**To be done**. Only the lines holding the string "text" are needed. Copy each one.

**Dataset records**.
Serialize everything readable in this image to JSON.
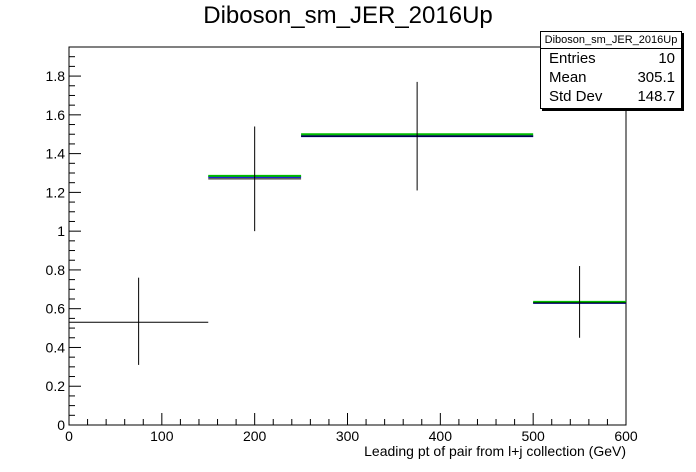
{
  "chart_data": {
    "type": "scatter",
    "title": "Diboson_sm_JER_2016Up",
    "xlabel": "Leading pt of pair from l+j collection (GeV)",
    "ylabel": "",
    "xlim": [
      0,
      600
    ],
    "ylim": [
      0,
      1.95
    ],
    "xticks": [
      "0",
      "100",
      "200",
      "300",
      "400",
      "500",
      "600"
    ],
    "yticks": [
      "0",
      "0.2",
      "0.4",
      "0.6",
      "0.8",
      "1",
      "1.2",
      "1.4",
      "1.6",
      "1.8"
    ],
    "grid": false,
    "series": [
      {
        "color": "#000000",
        "points": [
          {
            "x": 75,
            "y": 0.53,
            "xlow": 0,
            "xhigh": 150,
            "ylow": 0.31,
            "yhigh": 0.76
          },
          {
            "x": 200,
            "y": 1.27,
            "xlow": 150,
            "xhigh": 250,
            "ylow": 1.0,
            "yhigh": 1.54
          },
          {
            "x": 375,
            "y": 1.49,
            "xlow": 250,
            "xhigh": 500,
            "ylow": 1.21,
            "yhigh": 1.77
          },
          {
            "x": 550,
            "y": 0.63,
            "xlow": 500,
            "xhigh": 600,
            "ylow": 0.45,
            "yhigh": 0.82
          }
        ]
      }
    ],
    "reference_lines": [
      {
        "color": "#0000cc",
        "segments": [
          [
            150,
            250,
            1.28
          ],
          [
            250,
            500,
            1.49
          ],
          [
            500,
            600,
            0.63
          ]
        ]
      },
      {
        "color": "#00bb00",
        "segments": [
          [
            150,
            250,
            1.285
          ],
          [
            250,
            500,
            1.5
          ],
          [
            500,
            600,
            0.635
          ]
        ]
      }
    ]
  },
  "stats": {
    "header": "Diboson_sm_JER_2016Up",
    "entries_label": "Entries",
    "entries_value": "10",
    "mean_label": "Mean",
    "mean_value": "305.1",
    "stddev_label": "Std Dev",
    "stddev_value": "148.7"
  }
}
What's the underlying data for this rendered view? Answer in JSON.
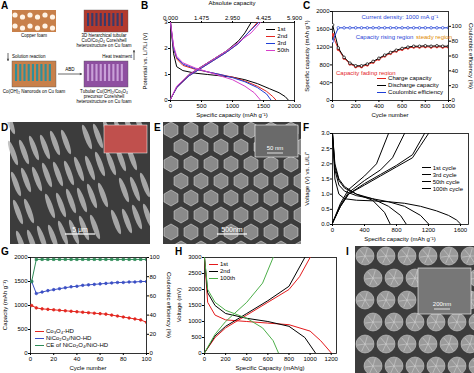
{
  "chart_data": [
    {
      "panel": "B",
      "type": "line",
      "x_label": "Specific capacity (mAh g⁻¹)",
      "y_label": "Potential vs. Li⁺/Li (V)",
      "x2_label": "Absolute capacity",
      "xlim": [
        0,
        2000
      ],
      "xticks": [
        0,
        500,
        1000,
        1500,
        2000
      ],
      "ylim": [
        0,
        3
      ],
      "yticks": [
        0,
        1,
        2,
        3
      ],
      "x2lim": [
        0,
        5.9
      ],
      "x2ticks": [
        {
          "value": 0,
          "label": "0.000"
        },
        {
          "value": 1.475,
          "label": "1.475"
        },
        {
          "value": 2.95,
          "label": "2.950"
        },
        {
          "value": 4.425,
          "label": "4.425"
        },
        {
          "value": 5.9,
          "label": "5.900"
        }
      ],
      "legend": "top-right",
      "series": [
        {
          "name": "1st",
          "color": "#000000",
          "x": [
            0,
            50,
            100,
            200,
            400,
            600,
            800,
            1000,
            1200,
            1400,
            1600,
            1750,
            1850,
            1900,
            null,
            0,
            100,
            300,
            500,
            700,
            900,
            1100,
            1200,
            1300
          ],
          "values": [
            3.0,
            1.8,
            1.3,
            1.15,
            1.05,
            1.0,
            0.95,
            0.9,
            0.8,
            0.65,
            0.45,
            0.3,
            0.15,
            0.02,
            null,
            0.05,
            0.5,
            1.0,
            1.3,
            1.6,
            1.9,
            2.3,
            2.6,
            3.0
          ]
        },
        {
          "name": "2nd",
          "color": "#e3261f",
          "x": [
            0,
            50,
            100,
            200,
            400,
            600,
            800,
            1000,
            1200,
            1400,
            1550,
            1650,
            1700,
            null,
            0,
            100,
            300,
            500,
            700,
            900,
            1100,
            1250,
            1400
          ],
          "values": [
            3.0,
            2.0,
            1.6,
            1.35,
            1.2,
            1.1,
            1.0,
            0.9,
            0.75,
            0.55,
            0.35,
            0.15,
            0.02,
            null,
            0.05,
            0.5,
            0.95,
            1.25,
            1.55,
            1.85,
            2.2,
            2.6,
            3.0
          ]
        },
        {
          "name": "3rd",
          "color": "#1f3fd6",
          "x": [
            0,
            50,
            100,
            200,
            400,
            600,
            800,
            1000,
            1200,
            1400,
            1550,
            1620,
            null,
            0,
            100,
            300,
            500,
            700,
            900,
            1100,
            1250,
            1420
          ],
          "values": [
            3.0,
            2.0,
            1.65,
            1.4,
            1.22,
            1.1,
            1.0,
            0.88,
            0.72,
            0.5,
            0.25,
            0.02,
            null,
            0.05,
            0.5,
            0.95,
            1.25,
            1.55,
            1.85,
            2.2,
            2.6,
            3.0
          ]
        },
        {
          "name": "50th",
          "color": "#d63fc9",
          "x": [
            0,
            50,
            100,
            200,
            400,
            600,
            800,
            1000,
            1200,
            1350,
            1450,
            null,
            0,
            100,
            300,
            500,
            700,
            900,
            1100,
            1300,
            1450
          ],
          "values": [
            3.0,
            2.1,
            1.7,
            1.45,
            1.25,
            1.1,
            0.95,
            0.8,
            0.55,
            0.3,
            0.02,
            null,
            0.05,
            0.55,
            1.0,
            1.3,
            1.6,
            1.9,
            2.25,
            2.6,
            3.0
          ]
        }
      ]
    },
    {
      "panel": "C",
      "type": "line",
      "x_label": "Cycle number",
      "y_label": "Specific capacity (mAh g⁻¹)",
      "y2_label": "Coulombic efficiency (%)",
      "xlim": [
        0,
        1000
      ],
      "xticks": [
        0,
        200,
        400,
        600,
        800,
        1000
      ],
      "ylim": [
        0,
        2000
      ],
      "yticks": [
        0,
        400,
        800,
        1200,
        1600,
        2000
      ],
      "y2lim": [
        0,
        120
      ],
      "y2ticks": [
        0,
        20,
        40,
        60,
        80,
        100
      ],
      "legend": "bottom-right",
      "annotations": [
        {
          "text": "Current density: 1000 mA g⁻¹",
          "x": 250,
          "y": 1880,
          "color": "#1f3fd6"
        },
        {
          "text": "Capacity rising region",
          "x": 200,
          "y": 1420,
          "color": "#1f3fd6"
        },
        {
          "text": "steady region",
          "x": 720,
          "y": 1420,
          "color": "#e08a00"
        },
        {
          "text": "Capacity fading region",
          "x": 30,
          "y": 620,
          "color": "#e3261f"
        }
      ],
      "series": [
        {
          "name": "Charge capacity",
          "color": "#e3261f",
          "marker": "circle",
          "x": [
            1,
            50,
            100,
            150,
            200,
            250,
            300,
            350,
            400,
            450,
            500,
            550,
            600,
            650,
            700,
            750,
            800,
            850,
            900,
            950,
            1000
          ],
          "values": [
            1480,
            1150,
            950,
            820,
            760,
            760,
            800,
            860,
            930,
            1000,
            1060,
            1110,
            1150,
            1180,
            1200,
            1200,
            1210,
            1200,
            1210,
            1200,
            1200
          ]
        },
        {
          "name": "Discharge capacity",
          "color": "#000000",
          "marker": "open_circle",
          "x": [
            1,
            50,
            100,
            150,
            200,
            250,
            300,
            350,
            400,
            450,
            500,
            550,
            600,
            650,
            700,
            750,
            800,
            850,
            900,
            950,
            1000
          ],
          "values": [
            1700,
            1180,
            970,
            840,
            780,
            780,
            820,
            880,
            950,
            1020,
            1080,
            1130,
            1170,
            1200,
            1220,
            1220,
            1230,
            1220,
            1230,
            1220,
            1220
          ]
        },
        {
          "name": "Coulombic efficiency",
          "color": "#1f3fd6",
          "marker": "open_circle",
          "axis": "y2",
          "x": [
            1,
            50,
            100,
            150,
            200,
            250,
            300,
            350,
            400,
            450,
            500,
            550,
            600,
            650,
            700,
            750,
            800,
            850,
            900,
            950,
            1000
          ],
          "values": [
            80,
            98,
            98,
            98,
            98,
            98,
            98,
            98,
            98,
            98,
            98,
            98,
            98,
            98,
            98,
            98,
            98,
            98,
            98,
            98,
            98
          ]
        }
      ]
    },
    {
      "panel": "F",
      "type": "line",
      "x_label": "Specific capacity (mAh g⁻¹)",
      "y_label": "Voltage (V) vs. Li/Li⁺",
      "xlim": [
        0,
        1700
      ],
      "xticks": [
        0,
        400,
        800,
        1200,
        1600
      ],
      "ylim": [
        0,
        3
      ],
      "yticks": [
        {
          "value": 0,
          "label": "0.0"
        },
        0.5,
        {
          "value": 1,
          "label": "1.0"
        },
        1.5,
        {
          "value": 2,
          "label": "2.0"
        },
        2.5,
        {
          "value": 3,
          "label": "3.0"
        }
      ],
      "legend": "right",
      "series": [
        {
          "name": "1st cycle",
          "color": "#000000",
          "x": [
            0,
            30,
            80,
            150,
            300,
            500,
            700,
            900,
            1100,
            1300,
            1450,
            1550,
            1600,
            null,
            0,
            100,
            200,
            400,
            600,
            800,
            1000,
            1100,
            1200
          ],
          "values": [
            3.0,
            1.5,
            1.0,
            0.85,
            0.8,
            0.78,
            0.75,
            0.7,
            0.6,
            0.45,
            0.3,
            0.15,
            0.02,
            null,
            0.05,
            0.6,
            1.0,
            1.3,
            1.6,
            1.9,
            2.2,
            2.6,
            3.0
          ]
        },
        {
          "name": "3rd cycle",
          "color": "#000000",
          "x": [
            0,
            30,
            80,
            150,
            300,
            500,
            700,
            900,
            1100,
            1200,
            null,
            0,
            100,
            200,
            400,
            600,
            800,
            1000,
            1150
          ],
          "values": [
            3.0,
            1.8,
            1.3,
            1.1,
            0.95,
            0.85,
            0.75,
            0.6,
            0.3,
            0.02,
            null,
            0.05,
            0.6,
            1.0,
            1.35,
            1.65,
            1.95,
            2.3,
            3.0
          ]
        },
        {
          "name": "50th cycle",
          "color": "#000000",
          "x": [
            0,
            30,
            80,
            150,
            300,
            500,
            700,
            850,
            920,
            null,
            0,
            100,
            200,
            400,
            600,
            750,
            900
          ],
          "values": [
            3.0,
            1.9,
            1.45,
            1.2,
            1.0,
            0.85,
            0.6,
            0.3,
            0.02,
            null,
            0.05,
            0.65,
            1.05,
            1.45,
            1.8,
            2.2,
            3.0
          ]
        },
        {
          "name": "100th cycle",
          "color": "#000000",
          "x": [
            0,
            30,
            80,
            150,
            300,
            500,
            650,
            720,
            null,
            0,
            100,
            200,
            400,
            550,
            700
          ],
          "values": [
            3.0,
            2.0,
            1.5,
            1.25,
            1.0,
            0.8,
            0.4,
            0.02,
            null,
            0.05,
            0.7,
            1.15,
            1.6,
            2.0,
            3.0
          ]
        }
      ]
    },
    {
      "panel": "G",
      "type": "line",
      "x_label": "Cycle number",
      "y_label": "Capacity (mAh g⁻¹)",
      "y2_label": "Coulombic efficiency (%)",
      "xlim": [
        0,
        100
      ],
      "xticks": [
        0,
        20,
        40,
        60,
        80,
        100
      ],
      "ylim": [
        0,
        2000
      ],
      "yticks": [
        0,
        500,
        1000,
        1500,
        2000
      ],
      "y2lim": [
        0,
        100
      ],
      "y2ticks": [
        0,
        20,
        40,
        60,
        80,
        100
      ],
      "legend": "bottom-left",
      "series": [
        {
          "name": "Co₃O₄-HD",
          "color": "#e3261f",
          "marker": "circle",
          "x": [
            1,
            5,
            10,
            15,
            20,
            25,
            30,
            35,
            40,
            45,
            50,
            55,
            60,
            65,
            70,
            75,
            80,
            85,
            90,
            95,
            100
          ],
          "values": [
            1000,
            950,
            930,
            920,
            910,
            900,
            890,
            880,
            870,
            860,
            850,
            840,
            830,
            820,
            800,
            780,
            760,
            740,
            720,
            700,
            650
          ]
        },
        {
          "name": "NiCo₂O₄/NiO-HD",
          "color": "#3b4fc4",
          "marker": "circle",
          "x": [
            1,
            5,
            10,
            15,
            20,
            25,
            30,
            35,
            40,
            45,
            50,
            55,
            60,
            65,
            70,
            75,
            80,
            85,
            90,
            95,
            100
          ],
          "values": [
            1500,
            1250,
            1280,
            1310,
            1330,
            1350,
            1370,
            1390,
            1400,
            1420,
            1430,
            1440,
            1450,
            1460,
            1470,
            1480,
            1480,
            1490,
            1490,
            1500,
            1500
          ]
        },
        {
          "name": "CE of NiCo₂O₄/NiO-HD",
          "color": "#2e8b57",
          "marker": "square",
          "axis": "y2",
          "x": [
            1,
            5,
            10,
            15,
            20,
            25,
            30,
            35,
            40,
            45,
            50,
            55,
            60,
            65,
            70,
            75,
            80,
            85,
            90,
            95,
            100
          ],
          "values": [
            75,
            98,
            98,
            98,
            98,
            98,
            98,
            98,
            98,
            98,
            98,
            98,
            98,
            98,
            98,
            98,
            98,
            98,
            98,
            98,
            98
          ]
        }
      ]
    },
    {
      "panel": "H",
      "type": "line",
      "x_label": "Specific Capacity (mAh/g)",
      "y_label": "Voltage (mV)",
      "xlim": [
        0,
        1250
      ],
      "xticks": [
        0,
        200,
        400,
        600,
        800,
        1000,
        1200
      ],
      "ylim": [
        0,
        3000
      ],
      "yticks": [
        0,
        500,
        1000,
        1500,
        2000,
        2500,
        3000
      ],
      "legend": "top-left",
      "series": [
        {
          "name": "1st",
          "color": "#e41a1c",
          "x": [
            0,
            30,
            100,
            200,
            400,
            600,
            800,
            1000,
            1100,
            1200,
            null,
            0,
            100,
            200,
            400,
            600,
            800,
            900,
            1000
          ],
          "values": [
            3000,
            1600,
            1200,
            1050,
            1000,
            950,
            900,
            700,
            400,
            20,
            null,
            20,
            500,
            800,
            1200,
            1600,
            2000,
            2400,
            3000
          ]
        },
        {
          "name": "2nd",
          "color": "#000000",
          "x": [
            0,
            30,
            100,
            200,
            400,
            600,
            800,
            950,
            1050,
            null,
            0,
            100,
            200,
            400,
            600,
            800,
            950
          ],
          "values": [
            3000,
            1900,
            1500,
            1250,
            1100,
            1000,
            850,
            500,
            20,
            null,
            20,
            550,
            850,
            1250,
            1650,
            2100,
            3000
          ]
        },
        {
          "name": "100th",
          "color": "#4daf4a",
          "x": [
            0,
            30,
            100,
            200,
            400,
            550,
            650,
            700,
            null,
            0,
            100,
            200,
            400,
            550,
            650
          ],
          "values": [
            3000,
            2000,
            1600,
            1350,
            1100,
            800,
            400,
            20,
            null,
            20,
            600,
            1000,
            1600,
            2200,
            3000
          ]
        }
      ]
    }
  ],
  "images": [
    {
      "panel": "A",
      "cells": [
        "Copper foam",
        "3D hierarchical tubular CuO/Co₃O₄ Core/shell heterostructure on Cu foam",
        "Co(OH)₂ Nanorods on Cu foam",
        "Tubular Cu(OH)₂/Co₃O₄ precursor Core/shell heterostructure on Cu foam"
      ],
      "steps": [
        "Solution reaction",
        "ABD",
        "Heat treatment"
      ]
    },
    {
      "panel": "D",
      "scale_bar": "5 μm"
    },
    {
      "panel": "E",
      "scale_bar": "500nm",
      "inset_scale_bar": "50 nm"
    },
    {
      "panel": "I",
      "inset_scale_bar": "200nm"
    }
  ]
}
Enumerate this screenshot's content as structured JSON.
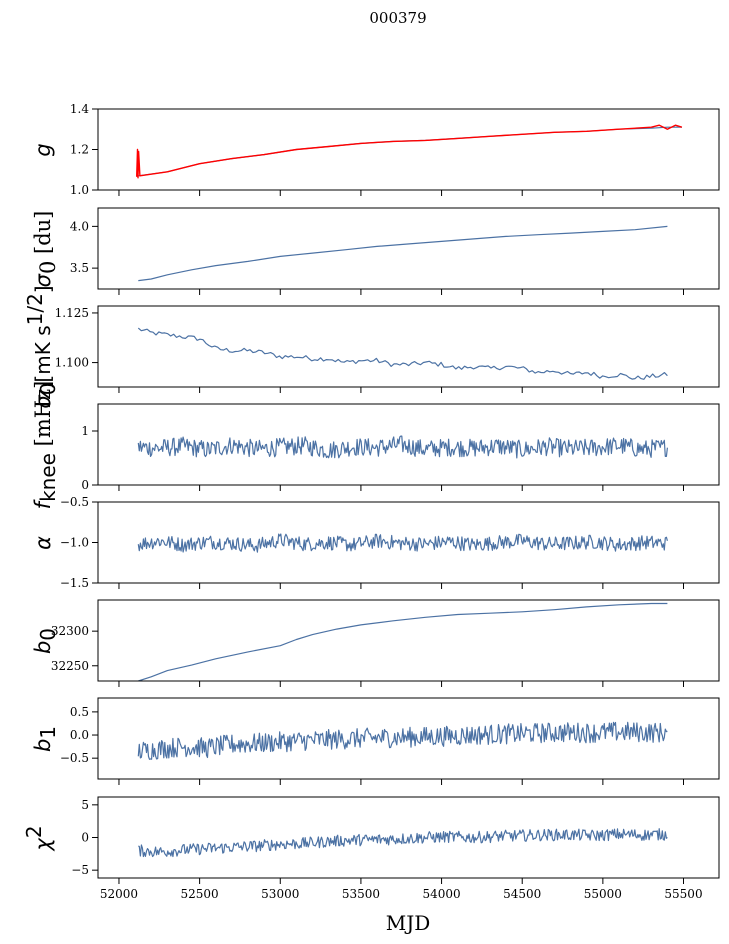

**Correct answer**.
          "text": "Current density: 1000 mA g⁻¹",
          "text": "Capacity rising region",
          "text": "steady region",
          "text": "Capacity fading region",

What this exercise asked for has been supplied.